To do ->
Reproduce verbatim the part of the rows that opens with the first line and closes with the line containing "paste-shortcut-label: Paste shortcut".

Dataset ->
[Begin]

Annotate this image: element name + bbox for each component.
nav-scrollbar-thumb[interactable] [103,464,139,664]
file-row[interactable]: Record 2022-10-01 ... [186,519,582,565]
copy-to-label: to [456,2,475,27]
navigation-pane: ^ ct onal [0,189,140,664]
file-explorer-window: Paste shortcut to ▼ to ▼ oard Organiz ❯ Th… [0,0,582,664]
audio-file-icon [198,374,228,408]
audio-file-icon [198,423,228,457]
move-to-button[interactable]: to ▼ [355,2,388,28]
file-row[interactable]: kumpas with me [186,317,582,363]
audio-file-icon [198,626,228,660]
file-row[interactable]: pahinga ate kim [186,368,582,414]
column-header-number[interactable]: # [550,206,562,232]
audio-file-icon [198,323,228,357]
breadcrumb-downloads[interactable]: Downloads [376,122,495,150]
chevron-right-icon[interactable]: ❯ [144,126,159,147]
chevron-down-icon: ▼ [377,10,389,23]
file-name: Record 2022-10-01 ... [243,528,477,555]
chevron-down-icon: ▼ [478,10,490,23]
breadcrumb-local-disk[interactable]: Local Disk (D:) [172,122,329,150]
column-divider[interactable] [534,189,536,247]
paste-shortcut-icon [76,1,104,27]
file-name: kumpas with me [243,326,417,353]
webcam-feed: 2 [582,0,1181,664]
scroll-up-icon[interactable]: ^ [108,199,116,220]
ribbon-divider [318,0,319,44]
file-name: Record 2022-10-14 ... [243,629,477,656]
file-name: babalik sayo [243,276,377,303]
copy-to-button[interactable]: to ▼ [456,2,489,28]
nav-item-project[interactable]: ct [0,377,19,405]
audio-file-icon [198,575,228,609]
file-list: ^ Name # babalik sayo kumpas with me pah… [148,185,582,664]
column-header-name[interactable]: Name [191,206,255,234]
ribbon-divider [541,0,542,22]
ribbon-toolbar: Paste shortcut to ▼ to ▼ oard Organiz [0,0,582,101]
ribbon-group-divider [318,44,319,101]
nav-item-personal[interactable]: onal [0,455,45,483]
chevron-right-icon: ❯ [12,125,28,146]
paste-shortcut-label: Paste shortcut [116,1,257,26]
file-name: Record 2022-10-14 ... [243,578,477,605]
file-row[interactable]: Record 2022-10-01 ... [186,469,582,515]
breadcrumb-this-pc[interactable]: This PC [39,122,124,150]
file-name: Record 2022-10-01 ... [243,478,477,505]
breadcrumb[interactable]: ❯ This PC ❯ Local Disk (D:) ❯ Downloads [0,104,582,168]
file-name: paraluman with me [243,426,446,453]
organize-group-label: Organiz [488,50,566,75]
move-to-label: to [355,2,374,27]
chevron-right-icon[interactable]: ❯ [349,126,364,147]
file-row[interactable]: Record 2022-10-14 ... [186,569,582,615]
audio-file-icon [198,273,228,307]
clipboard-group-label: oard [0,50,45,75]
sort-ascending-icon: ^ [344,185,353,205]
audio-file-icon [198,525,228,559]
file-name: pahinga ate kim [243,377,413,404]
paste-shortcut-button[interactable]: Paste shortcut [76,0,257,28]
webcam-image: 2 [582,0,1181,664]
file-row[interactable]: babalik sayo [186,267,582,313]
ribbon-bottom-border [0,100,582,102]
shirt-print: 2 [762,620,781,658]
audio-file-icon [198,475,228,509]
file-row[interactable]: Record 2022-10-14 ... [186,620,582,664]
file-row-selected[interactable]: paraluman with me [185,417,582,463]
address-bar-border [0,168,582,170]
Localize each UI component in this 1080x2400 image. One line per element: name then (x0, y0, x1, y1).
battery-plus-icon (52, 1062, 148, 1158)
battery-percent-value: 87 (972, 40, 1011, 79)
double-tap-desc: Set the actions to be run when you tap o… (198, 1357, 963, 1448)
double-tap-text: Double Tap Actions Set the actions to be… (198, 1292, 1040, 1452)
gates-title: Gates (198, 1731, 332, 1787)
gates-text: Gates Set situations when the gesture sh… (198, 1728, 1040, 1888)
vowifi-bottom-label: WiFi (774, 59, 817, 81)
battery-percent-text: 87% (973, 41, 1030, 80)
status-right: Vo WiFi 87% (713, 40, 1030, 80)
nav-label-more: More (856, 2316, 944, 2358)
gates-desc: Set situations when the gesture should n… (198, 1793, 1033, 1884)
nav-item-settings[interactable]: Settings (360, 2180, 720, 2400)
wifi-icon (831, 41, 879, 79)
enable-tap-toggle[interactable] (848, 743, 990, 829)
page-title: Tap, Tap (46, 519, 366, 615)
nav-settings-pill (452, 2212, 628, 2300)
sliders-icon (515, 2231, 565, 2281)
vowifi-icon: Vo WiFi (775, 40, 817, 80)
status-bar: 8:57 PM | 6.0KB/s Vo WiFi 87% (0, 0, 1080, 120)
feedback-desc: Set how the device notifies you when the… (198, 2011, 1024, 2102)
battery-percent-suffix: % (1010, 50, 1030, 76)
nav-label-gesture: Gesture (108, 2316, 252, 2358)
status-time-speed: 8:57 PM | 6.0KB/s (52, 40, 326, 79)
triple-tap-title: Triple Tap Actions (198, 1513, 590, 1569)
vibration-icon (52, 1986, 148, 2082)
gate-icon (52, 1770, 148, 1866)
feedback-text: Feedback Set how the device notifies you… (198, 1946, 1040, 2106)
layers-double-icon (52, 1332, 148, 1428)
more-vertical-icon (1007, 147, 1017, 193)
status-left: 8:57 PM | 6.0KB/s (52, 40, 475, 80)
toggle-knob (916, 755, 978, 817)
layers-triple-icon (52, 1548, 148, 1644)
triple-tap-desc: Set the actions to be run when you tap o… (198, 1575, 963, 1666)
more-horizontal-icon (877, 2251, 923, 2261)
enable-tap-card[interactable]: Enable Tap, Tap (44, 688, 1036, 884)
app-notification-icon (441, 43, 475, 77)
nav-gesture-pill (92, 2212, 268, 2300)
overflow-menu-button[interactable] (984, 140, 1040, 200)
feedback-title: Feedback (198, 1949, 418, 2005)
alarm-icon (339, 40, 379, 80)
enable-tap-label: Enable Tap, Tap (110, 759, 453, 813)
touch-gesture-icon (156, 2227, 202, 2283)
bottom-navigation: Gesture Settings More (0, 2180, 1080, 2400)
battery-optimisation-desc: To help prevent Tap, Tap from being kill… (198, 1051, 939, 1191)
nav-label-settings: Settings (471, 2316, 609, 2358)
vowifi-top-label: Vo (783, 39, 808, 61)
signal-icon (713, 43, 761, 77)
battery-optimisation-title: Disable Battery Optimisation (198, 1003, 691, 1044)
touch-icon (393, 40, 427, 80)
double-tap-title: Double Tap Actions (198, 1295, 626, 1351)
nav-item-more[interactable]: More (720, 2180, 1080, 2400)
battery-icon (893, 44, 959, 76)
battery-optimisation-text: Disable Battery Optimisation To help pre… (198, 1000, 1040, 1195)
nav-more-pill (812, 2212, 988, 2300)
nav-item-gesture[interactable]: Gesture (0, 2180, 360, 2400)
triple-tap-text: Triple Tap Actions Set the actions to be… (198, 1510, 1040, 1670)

[End]

Task output ->
Annotate this image: element name + bbox for each component.
nav-scrollbar-thumb[interactable] [103,464,139,664]
file-row[interactable]: Record 2022-10-01 ... [186,519,582,565]
copy-to-label: to [456,2,475,27]
navigation-pane: ^ ct onal [0,189,140,664]
file-explorer-window: Paste shortcut to ▼ to ▼ oard Organiz ❯ Th… [0,0,582,664]
audio-file-icon [198,374,228,408]
audio-file-icon [198,423,228,457]
move-to-button[interactable]: to ▼ [355,2,388,28]
file-row[interactable]: kumpas with me [186,317,582,363]
audio-file-icon [198,626,228,660]
file-row[interactable]: pahinga ate kim [186,368,582,414]
column-header-number[interactable]: # [550,206,562,232]
audio-file-icon [198,323,228,357]
breadcrumb-downloads[interactable]: Downloads [376,122,495,150]
chevron-right-icon[interactable]: ❯ [144,126,159,147]
chevron-down-icon: ▼ [377,10,389,23]
file-name: Record 2022-10-01 ... [243,528,477,555]
chevron-down-icon: ▼ [478,10,490,23]
breadcrumb-local-disk[interactable]: Local Disk (D:) [172,122,329,150]
column-divider[interactable] [534,189,536,247]
paste-shortcut-icon [76,1,104,27]
file-name: kumpas with me [243,326,417,353]
webcam-feed: 2 [582,0,1181,664]
scroll-up-icon[interactable]: ^ [108,199,116,220]
ribbon-divider [318,0,319,44]
file-name: Record 2022-10-14 ... [243,629,477,656]
file-name: babalik sayo [243,276,377,303]
copy-to-button[interactable]: to ▼ [456,2,489,28]
nav-item-project[interactable]: ct [0,377,19,405]
audio-file-icon [198,575,228,609]
file-list: ^ Name # babalik sayo kumpas with me pah… [148,185,582,664]
column-header-name[interactable]: Name [191,206,255,234]
ribbon-divider [541,0,542,22]
ribbon-toolbar: Paste shortcut to ▼ to ▼ oard Organiz [0,0,582,101]
ribbon-group-divider [318,44,319,101]
nav-item-personal[interactable]: onal [0,455,45,483]
chevron-right-icon: ❯ [12,125,28,146]
paste-shortcut-label: Paste shortcut [116,1,257,26]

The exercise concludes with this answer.